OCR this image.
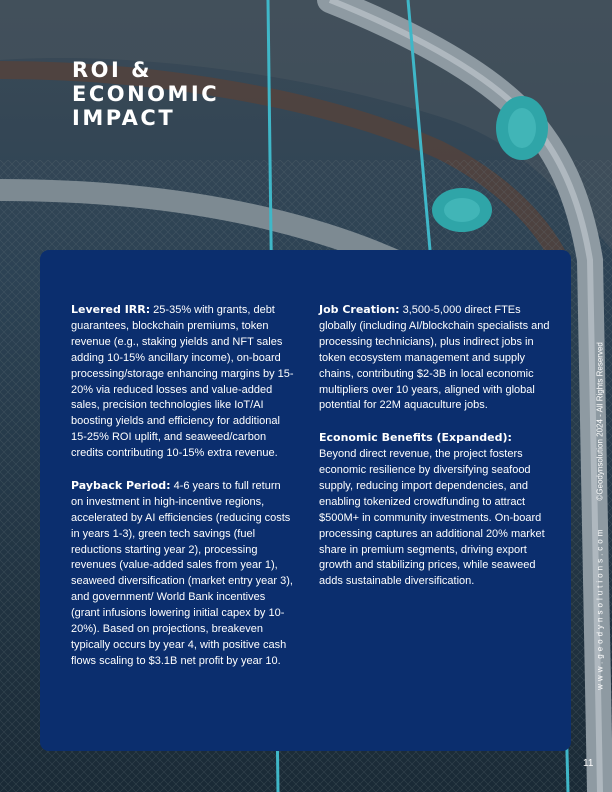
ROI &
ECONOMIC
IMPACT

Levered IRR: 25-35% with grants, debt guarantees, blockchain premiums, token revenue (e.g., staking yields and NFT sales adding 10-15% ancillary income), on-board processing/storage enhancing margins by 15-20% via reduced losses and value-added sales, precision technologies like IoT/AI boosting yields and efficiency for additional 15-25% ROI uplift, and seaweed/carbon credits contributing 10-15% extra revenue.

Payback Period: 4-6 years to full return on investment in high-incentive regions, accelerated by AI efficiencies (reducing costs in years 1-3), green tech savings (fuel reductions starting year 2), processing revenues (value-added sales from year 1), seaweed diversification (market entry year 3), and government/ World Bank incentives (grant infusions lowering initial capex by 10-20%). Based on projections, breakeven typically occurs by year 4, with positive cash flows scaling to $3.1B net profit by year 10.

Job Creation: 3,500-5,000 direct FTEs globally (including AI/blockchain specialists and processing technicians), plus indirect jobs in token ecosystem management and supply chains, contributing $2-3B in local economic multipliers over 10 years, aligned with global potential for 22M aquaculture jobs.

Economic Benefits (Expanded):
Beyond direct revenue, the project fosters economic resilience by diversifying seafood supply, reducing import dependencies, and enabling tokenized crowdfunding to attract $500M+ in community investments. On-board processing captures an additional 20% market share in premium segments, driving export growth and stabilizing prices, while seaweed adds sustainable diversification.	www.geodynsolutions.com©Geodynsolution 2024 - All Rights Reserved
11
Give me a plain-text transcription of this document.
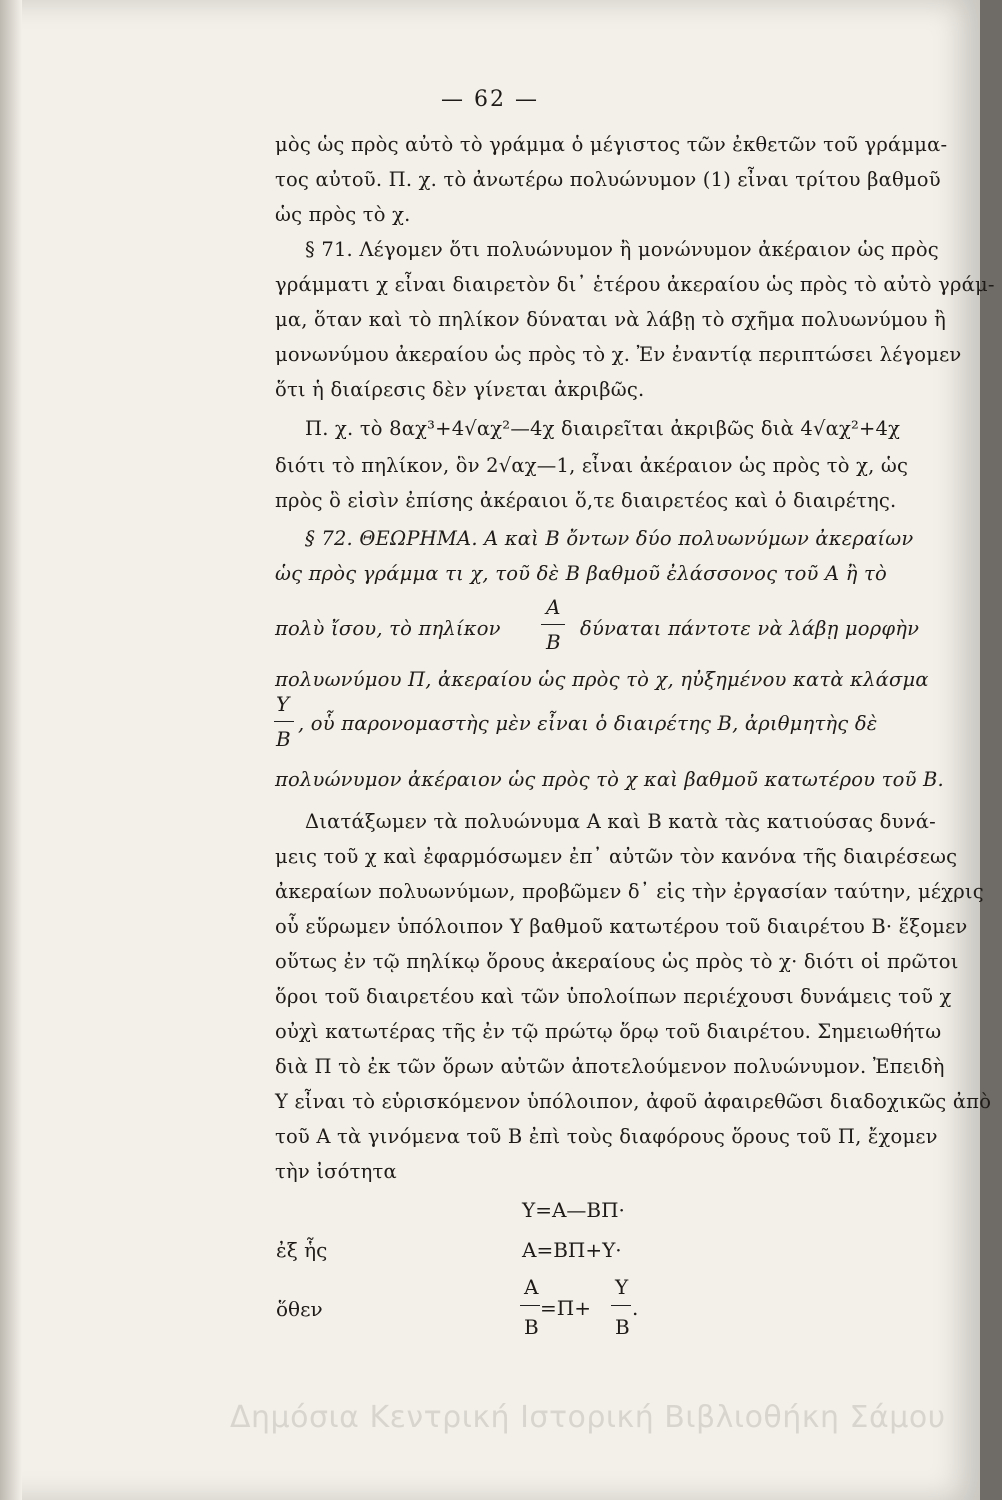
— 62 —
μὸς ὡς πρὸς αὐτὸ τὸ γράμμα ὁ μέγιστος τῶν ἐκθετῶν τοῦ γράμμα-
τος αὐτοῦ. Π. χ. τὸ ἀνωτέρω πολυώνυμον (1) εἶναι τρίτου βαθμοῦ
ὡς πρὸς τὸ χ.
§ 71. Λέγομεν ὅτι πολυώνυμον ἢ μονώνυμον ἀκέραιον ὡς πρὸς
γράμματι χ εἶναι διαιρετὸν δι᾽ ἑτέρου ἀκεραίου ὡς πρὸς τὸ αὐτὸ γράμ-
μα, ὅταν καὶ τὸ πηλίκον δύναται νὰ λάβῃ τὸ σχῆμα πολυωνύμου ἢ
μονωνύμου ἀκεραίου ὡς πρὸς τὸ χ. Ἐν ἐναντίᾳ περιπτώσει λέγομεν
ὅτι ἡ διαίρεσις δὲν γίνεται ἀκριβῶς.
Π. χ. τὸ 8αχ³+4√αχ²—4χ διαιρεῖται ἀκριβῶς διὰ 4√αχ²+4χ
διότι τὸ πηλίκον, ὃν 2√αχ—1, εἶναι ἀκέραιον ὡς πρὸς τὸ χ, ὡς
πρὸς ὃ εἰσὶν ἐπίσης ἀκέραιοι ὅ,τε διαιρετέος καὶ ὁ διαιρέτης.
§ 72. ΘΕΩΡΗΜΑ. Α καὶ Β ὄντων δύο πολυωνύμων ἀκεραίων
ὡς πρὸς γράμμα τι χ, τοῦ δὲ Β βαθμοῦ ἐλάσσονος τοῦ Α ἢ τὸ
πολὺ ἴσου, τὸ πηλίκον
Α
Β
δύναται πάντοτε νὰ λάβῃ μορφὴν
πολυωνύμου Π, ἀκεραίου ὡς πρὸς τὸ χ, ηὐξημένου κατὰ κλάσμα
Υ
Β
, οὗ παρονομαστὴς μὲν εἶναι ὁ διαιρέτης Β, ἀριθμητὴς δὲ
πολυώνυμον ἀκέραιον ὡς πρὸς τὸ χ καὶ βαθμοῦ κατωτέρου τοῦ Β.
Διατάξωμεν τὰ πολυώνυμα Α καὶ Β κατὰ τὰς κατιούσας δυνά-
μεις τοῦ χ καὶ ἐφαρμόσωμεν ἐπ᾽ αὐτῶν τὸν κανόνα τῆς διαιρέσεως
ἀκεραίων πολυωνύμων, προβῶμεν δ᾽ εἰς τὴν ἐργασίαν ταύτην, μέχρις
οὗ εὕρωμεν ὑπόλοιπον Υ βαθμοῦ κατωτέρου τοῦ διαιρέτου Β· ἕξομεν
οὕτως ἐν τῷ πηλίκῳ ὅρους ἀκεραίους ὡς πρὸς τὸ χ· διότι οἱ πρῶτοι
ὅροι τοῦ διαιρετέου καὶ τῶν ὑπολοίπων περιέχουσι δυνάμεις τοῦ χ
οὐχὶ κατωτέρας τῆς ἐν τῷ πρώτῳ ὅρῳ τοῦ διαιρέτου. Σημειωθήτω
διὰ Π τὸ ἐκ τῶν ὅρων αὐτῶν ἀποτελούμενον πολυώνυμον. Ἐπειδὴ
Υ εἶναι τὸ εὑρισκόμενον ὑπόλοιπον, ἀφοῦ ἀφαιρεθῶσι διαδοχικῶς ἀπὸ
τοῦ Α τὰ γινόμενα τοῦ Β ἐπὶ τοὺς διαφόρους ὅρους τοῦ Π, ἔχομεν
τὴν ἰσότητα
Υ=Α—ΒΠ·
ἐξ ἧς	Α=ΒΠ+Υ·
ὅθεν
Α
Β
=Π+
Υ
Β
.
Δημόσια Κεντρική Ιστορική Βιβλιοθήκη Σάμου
━━━━━━━━━━
- _Task to complete_: Reproduce the entries above exactly. Do not include the images.

- _Result of this exercise_:
OCR this image.
ROI &
ECONOMIC
IMPACT

Levered IRR: 25-35% with grants, debt guarantees, blockchain premiums, token revenue (e.g., staking yields and NFT sales adding 10-15% ancillary income), on-board processing/storage enhancing margins by 15-20% via reduced losses and value-added sales, precision technologies like IoT/AI boosting yields and efficiency for additional 15-25% ROI uplift, and seaweed/carbon credits contributing 10-15% extra revenue.

Payback Period: 4-6 years to full return on investment in high-incentive regions, accelerated by AI efficiencies (reducing costs in years 1-3), green tech savings (fuel reductions starting year 2), processing revenues (value-added sales from year 1), seaweed diversification (market entry year 3), and government/ World Bank incentives (grant infusions lowering initial capex by 10-20%). Based on projections, breakeven typically occurs by year 4, with positive cash flows scaling to $3.1B net profit by year 10.

Job Creation: 3,500-5,000 direct FTEs globally (including AI/blockchain specialists and processing technicians), plus indirect jobs in token ecosystem management and supply chains, contributing $2-3B in local economic multipliers over 10 years, aligned with global potential for 22M aquaculture jobs.

Economic Benefits (Expanded):
Beyond direct revenue, the project fosters economic resilience by diversifying seafood supply, reducing import dependencies, and enabling tokenized crowdfunding to attract $500M+ in community investments. On-board processing captures an additional 20% market share in premium segments, driving export growth and stabilizing prices, while seaweed adds sustainable diversification.	www.geodynsolutions.com©Geodynsolution 2024 - All Rights Reserved
11
Give me a plain-text transcription of this document.
— 62 —
μὸς ὡς πρὸς αὐτὸ τὸ γράμμα ὁ μέγιστος τῶν ἐκθετῶν τοῦ γράμμα-
τος αὐτοῦ. Π. χ. τὸ ἀνωτέρω πολυώνυμον (1) εἶναι τρίτου βαθμοῦ
ὡς πρὸς τὸ χ.
§ 71. Λέγομεν ὅτι πολυώνυμον ἢ μονώνυμον ἀκέραιον ὡς πρὸς
γράμματι χ εἶναι διαιρετὸν δι᾽ ἑτέρου ἀκεραίου ὡς πρὸς τὸ αὐτὸ γράμ-
μα, ὅταν καὶ τὸ πηλίκον δύναται νὰ λάβῃ τὸ σχῆμα πολυωνύμου ἢ
μονωνύμου ἀκεραίου ὡς πρὸς τὸ χ. Ἐν ἐναντίᾳ περιπτώσει λέγομεν
ὅτι ἡ διαίρεσις δὲν γίνεται ἀκριβῶς.
Π. χ. τὸ 8αχ³+4√αχ²—4χ διαιρεῖται ἀκριβῶς διὰ 4√αχ²+4χ
διότι τὸ πηλίκον, ὃν 2√αχ—1, εἶναι ἀκέραιον ὡς πρὸς τὸ χ, ὡς
πρὸς ὃ εἰσὶν ἐπίσης ἀκέραιοι ὅ,τε διαιρετέος καὶ ὁ διαιρέτης.
§ 72. ΘΕΩΡΗΜΑ. Α καὶ Β ὄντων δύο πολυωνύμων ἀκεραίων
ὡς πρὸς γράμμα τι χ, τοῦ δὲ Β βαθμοῦ ἐλάσσονος τοῦ Α ἢ τὸ
πολὺ ἴσου, τὸ πηλίκον
Α
Β
δύναται πάντοτε νὰ λάβῃ μορφὴν
πολυωνύμου Π, ἀκεραίου ὡς πρὸς τὸ χ, ηὐξημένου κατὰ κλάσμα
Υ
Β
, οὗ παρονομαστὴς μὲν εἶναι ὁ διαιρέτης Β, ἀριθμητὴς δὲ
πολυώνυμον ἀκέραιον ὡς πρὸς τὸ χ καὶ βαθμοῦ κατωτέρου τοῦ Β.
Διατάξωμεν τὰ πολυώνυμα Α καὶ Β κατὰ τὰς κατιούσας δυνά-
μεις τοῦ χ καὶ ἐφαρμόσωμεν ἐπ᾽ αὐτῶν τὸν κανόνα τῆς διαιρέσεως
ἀκεραίων πολυωνύμων, προβῶμεν δ᾽ εἰς τὴν ἐργασίαν ταύτην, μέχρις
οὗ εὕρωμεν ὑπόλοιπον Υ βαθμοῦ κατωτέρου τοῦ διαιρέτου Β· ἕξομεν
οὕτως ἐν τῷ πηλίκῳ ὅρους ἀκεραίους ὡς πρὸς τὸ χ· διότι οἱ πρῶτοι
ὅροι τοῦ διαιρετέου καὶ τῶν ὑπολοίπων περιέχουσι δυνάμεις τοῦ χ
οὐχὶ κατωτέρας τῆς ἐν τῷ πρώτῳ ὅρῳ τοῦ διαιρέτου. Σημειωθήτω
διὰ Π τὸ ἐκ τῶν ὅρων αὐτῶν ἀποτελούμενον πολυώνυμον. Ἐπειδὴ
Υ εἶναι τὸ εὑρισκόμενον ὑπόλοιπον, ἀφοῦ ἀφαιρεθῶσι διαδοχικῶς ἀπὸ
τοῦ Α τὰ γινόμενα τοῦ Β ἐπὶ τοὺς διαφόρους ὅρους τοῦ Π, ἔχομεν
τὴν ἰσότητα
Υ=Α—ΒΠ·
ἐξ ἧς	Α=ΒΠ+Υ·
ὅθεν
Α
Β
=Π+
Υ
Β
.
Δημόσια Κεντρική Ιστορική Βιβλιοθήκη Σάμου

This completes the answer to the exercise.